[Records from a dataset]
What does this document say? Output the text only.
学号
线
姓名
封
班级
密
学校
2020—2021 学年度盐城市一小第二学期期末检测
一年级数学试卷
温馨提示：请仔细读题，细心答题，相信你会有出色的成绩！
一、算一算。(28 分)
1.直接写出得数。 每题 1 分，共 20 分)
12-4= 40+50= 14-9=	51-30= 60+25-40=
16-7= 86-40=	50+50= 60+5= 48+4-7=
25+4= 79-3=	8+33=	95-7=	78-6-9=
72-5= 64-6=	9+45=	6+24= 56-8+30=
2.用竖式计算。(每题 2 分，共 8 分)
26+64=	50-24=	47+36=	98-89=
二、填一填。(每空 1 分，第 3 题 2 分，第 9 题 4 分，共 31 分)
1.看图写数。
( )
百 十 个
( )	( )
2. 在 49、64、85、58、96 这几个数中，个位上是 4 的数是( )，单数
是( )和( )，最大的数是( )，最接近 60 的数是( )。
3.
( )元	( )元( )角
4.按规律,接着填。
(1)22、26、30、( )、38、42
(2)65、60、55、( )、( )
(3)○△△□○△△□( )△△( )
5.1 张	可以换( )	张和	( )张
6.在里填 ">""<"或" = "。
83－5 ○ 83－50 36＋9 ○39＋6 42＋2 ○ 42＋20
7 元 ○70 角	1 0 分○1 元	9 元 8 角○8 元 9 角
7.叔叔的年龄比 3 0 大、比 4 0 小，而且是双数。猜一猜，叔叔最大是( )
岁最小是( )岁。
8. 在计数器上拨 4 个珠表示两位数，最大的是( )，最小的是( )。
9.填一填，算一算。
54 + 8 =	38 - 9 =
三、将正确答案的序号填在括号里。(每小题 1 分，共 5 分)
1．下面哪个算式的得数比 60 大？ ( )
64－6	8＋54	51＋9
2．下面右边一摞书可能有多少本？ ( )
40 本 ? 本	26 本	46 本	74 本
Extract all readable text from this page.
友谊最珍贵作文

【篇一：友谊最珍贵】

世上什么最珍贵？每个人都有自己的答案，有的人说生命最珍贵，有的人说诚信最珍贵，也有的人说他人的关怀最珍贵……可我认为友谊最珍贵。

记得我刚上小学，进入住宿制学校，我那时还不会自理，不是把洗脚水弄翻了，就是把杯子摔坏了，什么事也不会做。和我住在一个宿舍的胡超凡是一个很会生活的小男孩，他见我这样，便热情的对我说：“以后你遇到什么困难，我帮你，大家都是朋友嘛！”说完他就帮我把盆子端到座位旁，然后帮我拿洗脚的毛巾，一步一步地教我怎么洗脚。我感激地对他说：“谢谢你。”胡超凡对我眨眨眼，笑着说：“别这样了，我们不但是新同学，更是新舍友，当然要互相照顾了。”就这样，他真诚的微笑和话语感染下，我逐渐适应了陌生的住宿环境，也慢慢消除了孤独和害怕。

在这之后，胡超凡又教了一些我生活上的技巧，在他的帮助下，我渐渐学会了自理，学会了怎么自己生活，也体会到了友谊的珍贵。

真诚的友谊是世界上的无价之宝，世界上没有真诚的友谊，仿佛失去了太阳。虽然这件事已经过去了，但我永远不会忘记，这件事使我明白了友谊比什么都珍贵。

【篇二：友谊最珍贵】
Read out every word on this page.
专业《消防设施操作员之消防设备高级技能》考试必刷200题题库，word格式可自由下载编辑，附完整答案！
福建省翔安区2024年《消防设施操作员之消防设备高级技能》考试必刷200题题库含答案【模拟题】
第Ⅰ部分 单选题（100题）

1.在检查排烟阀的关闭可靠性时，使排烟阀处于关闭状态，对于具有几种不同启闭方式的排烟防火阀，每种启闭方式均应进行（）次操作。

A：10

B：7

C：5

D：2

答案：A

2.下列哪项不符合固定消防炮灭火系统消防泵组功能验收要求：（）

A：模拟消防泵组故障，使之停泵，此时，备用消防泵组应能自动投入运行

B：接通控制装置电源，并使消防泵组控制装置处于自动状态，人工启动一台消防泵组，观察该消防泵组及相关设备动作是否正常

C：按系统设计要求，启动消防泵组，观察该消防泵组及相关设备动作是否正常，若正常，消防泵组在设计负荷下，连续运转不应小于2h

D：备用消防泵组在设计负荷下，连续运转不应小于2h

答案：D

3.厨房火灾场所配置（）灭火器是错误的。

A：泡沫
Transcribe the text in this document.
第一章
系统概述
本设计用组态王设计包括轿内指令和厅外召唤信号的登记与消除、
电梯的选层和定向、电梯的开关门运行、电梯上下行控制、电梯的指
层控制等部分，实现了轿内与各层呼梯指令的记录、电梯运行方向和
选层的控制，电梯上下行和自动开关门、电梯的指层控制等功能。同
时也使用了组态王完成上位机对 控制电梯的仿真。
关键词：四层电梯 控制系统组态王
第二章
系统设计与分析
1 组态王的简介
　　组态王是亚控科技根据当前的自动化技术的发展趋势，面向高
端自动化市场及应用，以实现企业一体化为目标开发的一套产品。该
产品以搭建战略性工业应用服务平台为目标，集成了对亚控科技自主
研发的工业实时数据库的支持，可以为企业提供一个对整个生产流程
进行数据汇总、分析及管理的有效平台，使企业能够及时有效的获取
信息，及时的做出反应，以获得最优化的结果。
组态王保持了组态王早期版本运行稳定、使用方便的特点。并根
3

▶ REQUEST
Return all of the data precisely as it appears.

▶ EXERCISE SOLUTION
What does this document say? Output the text only.
学号
线
姓名
封
班级
密
学校
2020—2021 学年度盐城市一小第二学期期末检测
一年级数学试卷
温馨提示：请仔细读题，细心答题，相信你会有出色的成绩！
一、算一算。(28 分)
1.直接写出得数。 每题 1 分，共 20 分)
12-4= 40+50= 14-9=	51-30= 60+25-40=
16-7= 86-40=	50+50= 60+5= 48+4-7=
25+4= 79-3=	8+33=	95-7=	78-6-9=
72-5= 64-6=	9+45=	6+24= 56-8+30=
2.用竖式计算。(每题 2 分，共 8 分)
26+64=	50-24=	47+36=	98-89=
二、填一填。(每空 1 分，第 3 题 2 分，第 9 题 4 分，共 31 分)
1.看图写数。
( )
百 十 个
( )	( )
2. 在 49、64、85、58、96 这几个数中，个位上是 4 的数是( )，单数
是( )和( )，最大的数是( )，最接近 60 的数是( )。
3.
( )元	( )元( )角
4.按规律,接着填。
(1)22、26、30、( )、38、42
(2)65、60、55、( )、( )
(3)○△△□○△△□( )△△( )
5.1 张	可以换( )	张和	( )张
6.在里填 ">""<"或" = "。
83－5 ○ 83－50 36＋9 ○39＋6 42＋2 ○ 42＋20
7 元 ○70 角	1 0 分○1 元	9 元 8 角○8 元 9 角
7.叔叔的年龄比 3 0 大、比 4 0 小，而且是双数。猜一猜，叔叔最大是( )
岁最小是( )岁。
8. 在计数器上拨 4 个珠表示两位数，最大的是( )，最小的是( )。
9.填一填，算一算。
54 + 8 =	38 - 9 =
三、将正确答案的序号填在括号里。(每小题 1 分，共 5 分)
1．下面哪个算式的得数比 60 大？ ( )
64－6	8＋54	51＋9
2．下面右边一摞书可能有多少本？ ( )
40 本 ? 本	26 本	46 本	74 本
Extract all readable text from this page.
友谊最珍贵作文

【篇一：友谊最珍贵】

世上什么最珍贵？每个人都有自己的答案，有的人说生命最珍贵，有的人说诚信最珍贵，也有的人说他人的关怀最珍贵……可我认为友谊最珍贵。

记得我刚上小学，进入住宿制学校，我那时还不会自理，不是把洗脚水弄翻了，就是把杯子摔坏了，什么事也不会做。和我住在一个宿舍的胡超凡是一个很会生活的小男孩，他见我这样，便热情的对我说：“以后你遇到什么困难，我帮你，大家都是朋友嘛！”说完他就帮我把盆子端到座位旁，然后帮我拿洗脚的毛巾，一步一步地教我怎么洗脚。我感激地对他说：“谢谢你。”胡超凡对我眨眨眼，笑着说：“别这样了，我们不但是新同学，更是新舍友，当然要互相照顾了。”就这样，他真诚的微笑和话语感染下，我逐渐适应了陌生的住宿环境，也慢慢消除了孤独和害怕。

在这之后，胡超凡又教了一些我生活上的技巧，在他的帮助下，我渐渐学会了自理，学会了怎么自己生活，也体会到了友谊的珍贵。

真诚的友谊是世界上的无价之宝，世界上没有真诚的友谊，仿佛失去了太阳。虽然这件事已经过去了，但我永远不会忘记，这件事使我明白了友谊比什么都珍贵。

【篇二：友谊最珍贵】
Read out every word on this page.
专业《消防设施操作员之消防设备高级技能》考试必刷200题题库，word格式可自由下载编辑，附完整答案！
福建省翔安区2024年《消防设施操作员之消防设备高级技能》考试必刷200题题库含答案【模拟题】
第Ⅰ部分 单选题（100题）

1.在检查排烟阀的关闭可靠性时，使排烟阀处于关闭状态，对于具有几种不同启闭方式的排烟防火阀，每种启闭方式均应进行（）次操作。

A：10

B：7

C：5

D：2

答案：A

2.下列哪项不符合固定消防炮灭火系统消防泵组功能验收要求：（）

A：模拟消防泵组故障，使之停泵，此时，备用消防泵组应能自动投入运行

B：接通控制装置电源，并使消防泵组控制装置处于自动状态，人工启动一台消防泵组，观察该消防泵组及相关设备动作是否正常

C：按系统设计要求，启动消防泵组，观察该消防泵组及相关设备动作是否正常，若正常，消防泵组在设计负荷下，连续运转不应小于2h

D：备用消防泵组在设计负荷下，连续运转不应小于2h

答案：D

3.厨房火灾场所配置（）灭火器是错误的。

A：泡沫
Transcribe the text in this document.
第一章
系统概述
本设计用组态王设计包括轿内指令和厅外召唤信号的登记与消除、
电梯的选层和定向、电梯的开关门运行、电梯上下行控制、电梯的指
层控制等部分，实现了轿内与各层呼梯指令的记录、电梯运行方向和
选层的控制，电梯上下行和自动开关门、电梯的指层控制等功能。同
时也使用了组态王完成上位机对 控制电梯的仿真。
关键词：四层电梯 控制系统组态王
第二章
系统设计与分析
1 组态王的简介
　　组态王是亚控科技根据当前的自动化技术的发展趋势，面向高
端自动化市场及应用，以实现企业一体化为目标开发的一套产品。该
产品以搭建战略性工业应用服务平台为目标，集成了对亚控科技自主
研发的工业实时数据库的支持，可以为企业提供一个对整个生产流程
进行数据汇总、分析及管理的有效平台，使企业能够及时有效的获取
信息，及时的做出反应，以获得最优化的结果。
组态王保持了组态王早期版本运行稳定、使用方便的特点。并根
3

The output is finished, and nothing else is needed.